> Given task: Restate the material word for word and leave out anything that is a picture.

> Items:

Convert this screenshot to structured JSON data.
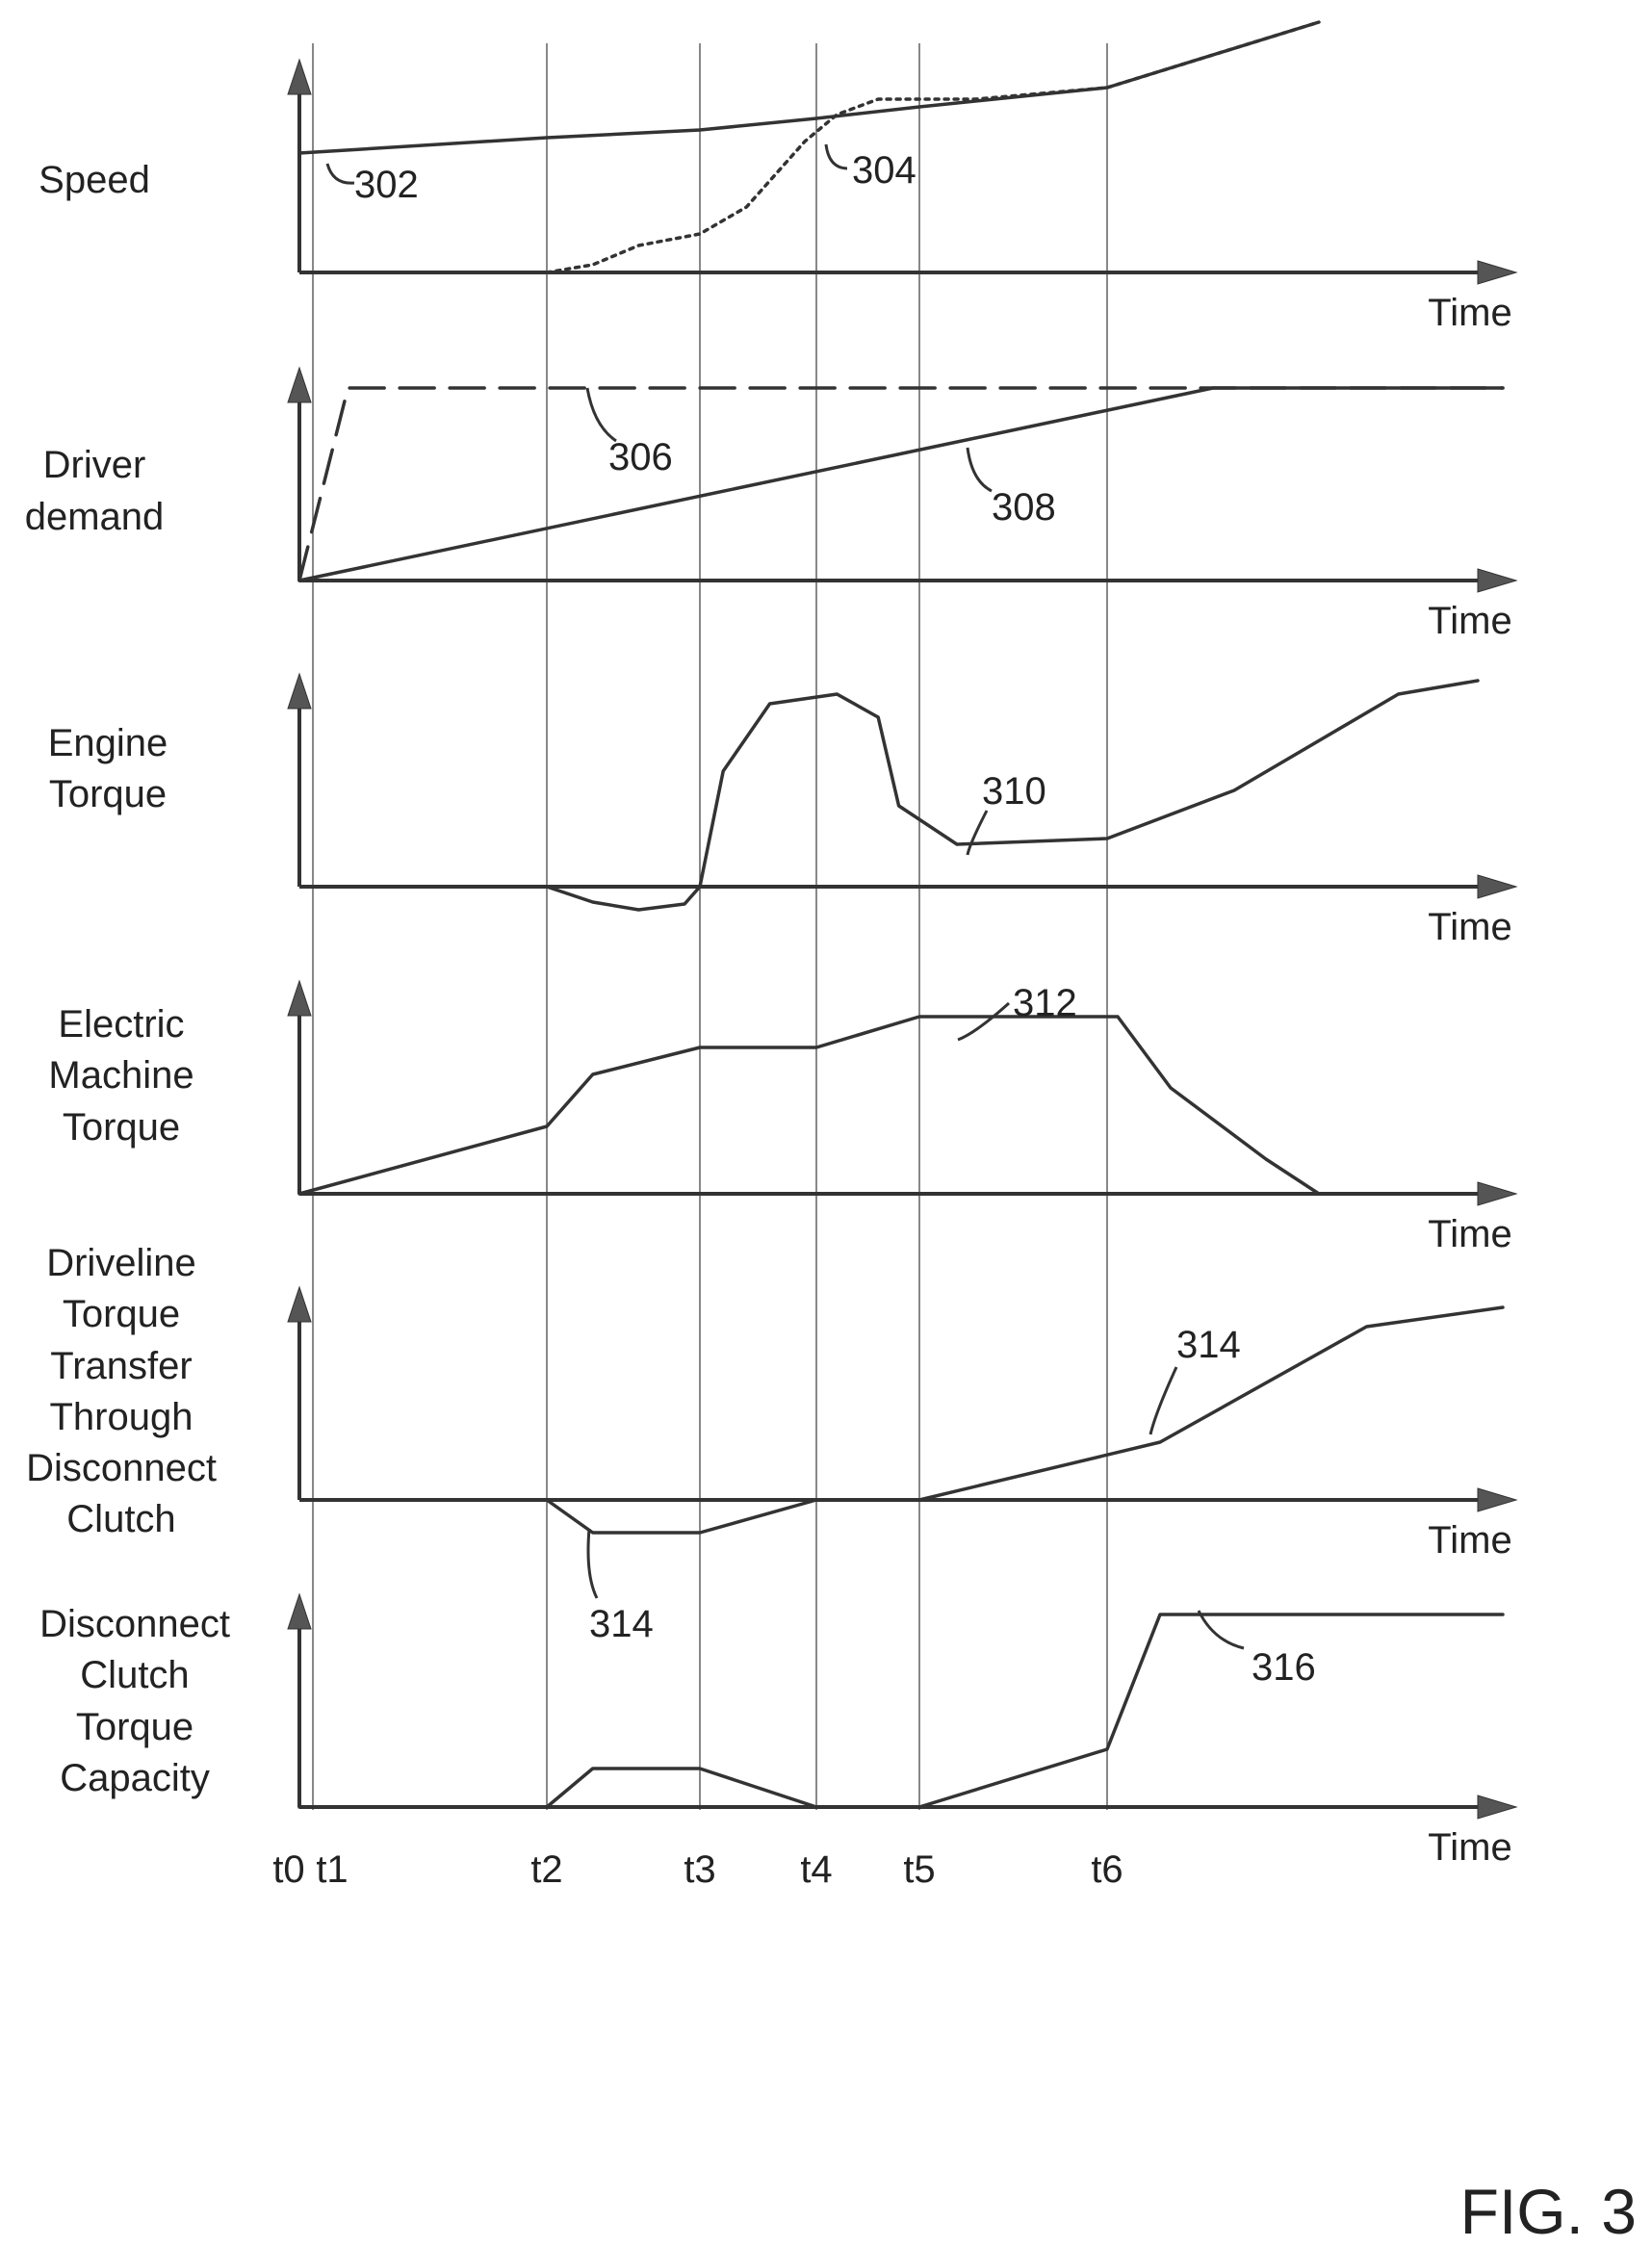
{
  "figure": {
    "label": "FIG. 3"
  },
  "chart_data": {
    "type": "line",
    "events": [
      "t0",
      "t1",
      "t2",
      "t3",
      "t4",
      "t5",
      "t6"
    ],
    "x_axis_label": "Time",
    "panels": [
      {
        "id": "speed",
        "ylabel": [
          "Speed"
        ],
        "series": [
          {
            "ref": "302",
            "style": "solid",
            "points": [
              [
                0,
                0.62
              ],
              [
                2,
                0.7
              ],
              [
                3,
                0.74
              ],
              [
                4,
                0.8
              ],
              [
                5,
                0.86
              ],
              [
                6,
                0.96
              ],
              [
                8,
                1.3
              ]
            ]
          },
          {
            "ref": "304",
            "style": "dotted",
            "points": [
              [
                2,
                0.0
              ],
              [
                2.3,
                0.04
              ],
              [
                2.6,
                0.14
              ],
              [
                3,
                0.2
              ],
              [
                3.4,
                0.34
              ],
              [
                3.9,
                0.68
              ],
              [
                4.2,
                0.82
              ],
              [
                4.6,
                0.9
              ],
              [
                5.3,
                0.9
              ],
              [
                6,
                0.96
              ],
              [
                8,
                1.3
              ]
            ]
          }
        ],
        "annotations": [
          {
            "text": "302"
          },
          {
            "text": "304"
          }
        ]
      },
      {
        "id": "driver-demand",
        "ylabel": [
          "Driver",
          "demand"
        ],
        "series": [
          {
            "ref": "306",
            "style": "dashed",
            "points": [
              [
                0,
                0
              ],
              [
                1.15,
                1.0
              ],
              [
                9.2,
                1.0
              ]
            ]
          },
          {
            "ref": "308",
            "style": "solid",
            "points": [
              [
                0,
                0
              ],
              [
                7.0,
                1.0
              ],
              [
                9.2,
                1.0
              ]
            ]
          }
        ],
        "annotations": [
          {
            "text": "306"
          },
          {
            "text": "308"
          }
        ]
      },
      {
        "id": "engine-torque",
        "ylabel": [
          "Engine",
          "Torque"
        ],
        "series": [
          {
            "ref": "310",
            "style": "solid",
            "points": [
              [
                2,
                0
              ],
              [
                2.3,
                -0.08
              ],
              [
                2.6,
                -0.12
              ],
              [
                2.9,
                -0.09
              ],
              [
                3,
                0
              ],
              [
                3.2,
                0.6
              ],
              [
                3.6,
                0.95
              ],
              [
                4.2,
                1.0
              ],
              [
                4.6,
                0.88
              ],
              [
                4.8,
                0.42
              ],
              [
                5.2,
                0.22
              ],
              [
                6,
                0.25
              ],
              [
                7.2,
                0.5
              ],
              [
                8.5,
                1.0
              ],
              [
                9.0,
                1.07
              ]
            ]
          }
        ],
        "annotations": [
          {
            "text": "310"
          }
        ]
      },
      {
        "id": "electric-machine-torque",
        "ylabel": [
          "Electric",
          "Machine",
          "Torque"
        ],
        "series": [
          {
            "ref": "312",
            "style": "solid",
            "points": [
              [
                0,
                0
              ],
              [
                2,
                0.35
              ],
              [
                2.3,
                0.62
              ],
              [
                3,
                0.76
              ],
              [
                4,
                0.76
              ],
              [
                5,
                0.92
              ],
              [
                6.1,
                0.92
              ],
              [
                6.6,
                0.55
              ],
              [
                7.5,
                0.18
              ],
              [
                8.0,
                0.0
              ]
            ]
          }
        ],
        "annotations": [
          {
            "text": "312"
          }
        ]
      },
      {
        "id": "driveline-torque-transfer",
        "ylabel": [
          "Driveline",
          "Torque",
          "Transfer",
          "Through",
          "Disconnect",
          "Clutch"
        ],
        "series": [
          {
            "ref": "314",
            "style": "solid",
            "points": [
              [
                2,
                0
              ],
              [
                2.3,
                -0.17
              ],
              [
                3,
                -0.17
              ],
              [
                4,
                0
              ],
              [
                5,
                0
              ],
              [
                6.5,
                0.3
              ],
              [
                8.3,
                0.9
              ],
              [
                9.2,
                1.0
              ]
            ]
          }
        ],
        "annotations": [
          {
            "text": "314"
          },
          {
            "text": "314"
          }
        ]
      },
      {
        "id": "clutch-torque-capacity",
        "ylabel": [
          "Disconnect",
          "Clutch",
          "Torque",
          "Capacity"
        ],
        "series": [
          {
            "ref": "316",
            "style": "solid",
            "points": [
              [
                0,
                0
              ],
              [
                2,
                0
              ],
              [
                2.3,
                0.2
              ],
              [
                3,
                0.2
              ],
              [
                4,
                0
              ],
              [
                5,
                0
              ],
              [
                6,
                0.3
              ],
              [
                6.5,
                1.0
              ],
              [
                9.2,
                1.0
              ]
            ]
          }
        ],
        "annotations": [
          {
            "text": "316"
          }
        ]
      }
    ]
  }
}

> Completed task:
Convert this screenshot to structured JSON data.
{
  "figure": {
    "label": "FIG. 3"
  },
  "chart_data": {
    "type": "line",
    "events": [
      "t0",
      "t1",
      "t2",
      "t3",
      "t4",
      "t5",
      "t6"
    ],
    "x_axis_label": "Time",
    "panels": [
      {
        "id": "speed",
        "ylabel": [
          "Speed"
        ],
        "series": [
          {
            "ref": "302",
            "style": "solid",
            "points": [
              [
                0,
                0.62
              ],
              [
                2,
                0.7
              ],
              [
                3,
                0.74
              ],
              [
                4,
                0.8
              ],
              [
                5,
                0.86
              ],
              [
                6,
                0.96
              ],
              [
                8,
                1.3
              ]
            ]
          },
          {
            "ref": "304",
            "style": "dotted",
            "points": [
              [
                2,
                0.0
              ],
              [
                2.3,
                0.04
              ],
              [
                2.6,
                0.14
              ],
              [
                3,
                0.2
              ],
              [
                3.4,
                0.34
              ],
              [
                3.9,
                0.68
              ],
              [
                4.2,
                0.82
              ],
              [
                4.6,
                0.9
              ],
              [
                5.3,
                0.9
              ],
              [
                6,
                0.96
              ],
              [
                8,
                1.3
              ]
            ]
          }
        ],
        "annotations": [
          {
            "text": "302"
          },
          {
            "text": "304"
          }
        ]
      },
      {
        "id": "driver-demand",
        "ylabel": [
          "Driver",
          "demand"
        ],
        "series": [
          {
            "ref": "306",
            "style": "dashed",
            "points": [
              [
                0,
                0
              ],
              [
                1.15,
                1.0
              ],
              [
                9.2,
                1.0
              ]
            ]
          },
          {
            "ref": "308",
            "style": "solid",
            "points": [
              [
                0,
                0
              ],
              [
                7.0,
                1.0
              ],
              [
                9.2,
                1.0
              ]
            ]
          }
        ],
        "annotations": [
          {
            "text": "306"
          },
          {
            "text": "308"
          }
        ]
      },
      {
        "id": "engine-torque",
        "ylabel": [
          "Engine",
          "Torque"
        ],
        "series": [
          {
            "ref": "310",
            "style": "solid",
            "points": [
              [
                2,
                0
              ],
              [
                2.3,
                -0.08
              ],
              [
                2.6,
                -0.12
              ],
              [
                2.9,
                -0.09
              ],
              [
                3,
                0
              ],
              [
                3.2,
                0.6
              ],
              [
                3.6,
                0.95
              ],
              [
                4.2,
                1.0
              ],
              [
                4.6,
                0.88
              ],
              [
                4.8,
                0.42
              ],
              [
                5.2,
                0.22
              ],
              [
                6,
                0.25
              ],
              [
                7.2,
                0.5
              ],
              [
                8.5,
                1.0
              ],
              [
                9.0,
                1.07
              ]
            ]
          }
        ],
        "annotations": [
          {
            "text": "310"
          }
        ]
      },
      {
        "id": "electric-machine-torque",
        "ylabel": [
          "Electric",
          "Machine",
          "Torque"
        ],
        "series": [
          {
            "ref": "312",
            "style": "solid",
            "points": [
              [
                0,
                0
              ],
              [
                2,
                0.35
              ],
              [
                2.3,
                0.62
              ],
              [
                3,
                0.76
              ],
              [
                4,
                0.76
              ],
              [
                5,
                0.92
              ],
              [
                6.1,
                0.92
              ],
              [
                6.6,
                0.55
              ],
              [
                7.5,
                0.18
              ],
              [
                8.0,
                0.0
              ]
            ]
          }
        ],
        "annotations": [
          {
            "text": "312"
          }
        ]
      },
      {
        "id": "driveline-torque-transfer",
        "ylabel": [
          "Driveline",
          "Torque",
          "Transfer",
          "Through",
          "Disconnect",
          "Clutch"
        ],
        "series": [
          {
            "ref": "314",
            "style": "solid",
            "points": [
              [
                2,
                0
              ],
              [
                2.3,
                -0.17
              ],
              [
                3,
                -0.17
              ],
              [
                4,
                0
              ],
              [
                5,
                0
              ],
              [
                6.5,
                0.3
              ],
              [
                8.3,
                0.9
              ],
              [
                9.2,
                1.0
              ]
            ]
          }
        ],
        "annotations": [
          {
            "text": "314"
          },
          {
            "text": "314"
          }
        ]
      },
      {
        "id": "clutch-torque-capacity",
        "ylabel": [
          "Disconnect",
          "Clutch",
          "Torque",
          "Capacity"
        ],
        "series": [
          {
            "ref": "316",
            "style": "solid",
            "points": [
              [
                0,
                0
              ],
              [
                2,
                0
              ],
              [
                2.3,
                0.2
              ],
              [
                3,
                0.2
              ],
              [
                4,
                0
              ],
              [
                5,
                0
              ],
              [
                6,
                0.3
              ],
              [
                6.5,
                1.0
              ],
              [
                9.2,
                1.0
              ]
            ]
          }
        ],
        "annotations": [
          {
            "text": "316"
          }
        ]
      }
    ]
  }
}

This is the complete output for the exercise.